Purpose of the Study:

  • To analyze the mechanisms underlying neuronal bistability, focusing on the transition between tonic spiking and depolarization block.
  • To identify the key ionic currents responsible for bistability in neuronal models.
  • To explore the potential link between bistability in dopaminergic neurons and the effects of antipsychotic drugs.

Main Methods:

  • Computational modeling of two distinct neuron types: a dopaminergic neuron model and the Hodgkin-Huxley model of the squid giant axon.
  • Systematic variation of parameter values in the models to analyze transitions in neuronal firing modes.
  • Focus on the role of spike-producing currents, particularly sodium (Na+) current inactivation and window currents.

Main Results:

  • The dopaminergic neuron model demonstrated bistability over a wide range of applied currents leading to depolarization block.
  • The Hodgkin-Huxley model of the squid giant axon did not exhibit bistability under the tested conditions.

Data for review:
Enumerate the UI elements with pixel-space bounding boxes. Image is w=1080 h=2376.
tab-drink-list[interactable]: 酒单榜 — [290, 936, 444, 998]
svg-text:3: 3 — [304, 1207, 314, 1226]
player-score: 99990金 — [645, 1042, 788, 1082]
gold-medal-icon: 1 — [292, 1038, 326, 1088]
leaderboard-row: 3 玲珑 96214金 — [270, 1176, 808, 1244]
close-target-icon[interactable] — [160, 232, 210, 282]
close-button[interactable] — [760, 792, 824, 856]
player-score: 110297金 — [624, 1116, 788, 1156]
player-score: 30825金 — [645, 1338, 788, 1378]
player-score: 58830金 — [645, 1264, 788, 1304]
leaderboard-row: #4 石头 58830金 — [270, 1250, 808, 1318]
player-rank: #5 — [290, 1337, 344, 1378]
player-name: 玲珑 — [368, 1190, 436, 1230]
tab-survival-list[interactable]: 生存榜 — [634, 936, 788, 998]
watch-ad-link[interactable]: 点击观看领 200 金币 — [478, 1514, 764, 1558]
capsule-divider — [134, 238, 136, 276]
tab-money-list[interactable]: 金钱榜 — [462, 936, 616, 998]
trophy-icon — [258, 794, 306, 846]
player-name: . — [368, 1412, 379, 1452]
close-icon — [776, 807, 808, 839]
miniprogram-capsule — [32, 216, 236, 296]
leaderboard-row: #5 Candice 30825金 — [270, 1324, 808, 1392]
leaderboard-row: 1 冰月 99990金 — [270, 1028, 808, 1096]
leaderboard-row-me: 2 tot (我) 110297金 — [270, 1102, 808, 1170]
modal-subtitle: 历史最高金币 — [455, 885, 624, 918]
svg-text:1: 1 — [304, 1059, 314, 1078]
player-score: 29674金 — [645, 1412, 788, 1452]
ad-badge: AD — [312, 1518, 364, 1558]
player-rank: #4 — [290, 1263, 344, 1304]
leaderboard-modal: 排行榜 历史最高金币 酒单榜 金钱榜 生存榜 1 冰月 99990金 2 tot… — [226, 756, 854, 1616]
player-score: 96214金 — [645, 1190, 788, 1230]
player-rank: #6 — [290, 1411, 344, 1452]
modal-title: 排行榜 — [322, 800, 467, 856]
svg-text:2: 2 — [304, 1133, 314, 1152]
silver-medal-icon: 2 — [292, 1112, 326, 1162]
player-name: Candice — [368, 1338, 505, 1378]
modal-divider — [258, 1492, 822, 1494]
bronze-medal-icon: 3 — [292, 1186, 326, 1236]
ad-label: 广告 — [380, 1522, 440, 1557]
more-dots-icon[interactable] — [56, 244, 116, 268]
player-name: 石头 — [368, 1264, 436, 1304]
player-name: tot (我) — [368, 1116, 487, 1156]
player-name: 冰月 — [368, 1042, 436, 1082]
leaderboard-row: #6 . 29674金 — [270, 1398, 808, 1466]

Directions:
Continue the summary of the neuronal bistability study above, starting after its last result.

Answer to this problem:
  • Bistability was found to be primarily associated with the inactivation properties of the Na+ current, with a suggested correlation between Na+ window current magnitude and the extent of the bistability range.

Conclusions:

  • Neuronal bistability is significantly influenced by the inactivation dynamics of sodium currents.
  • The observed bistability in the dopaminergic neuron model suggests a potential mechanism for the prolonged action of antipsychotic drugs.
  • Further research is warranted to elucidate the precise relationship between Na+ current properties, bistability, and neurological drug actions.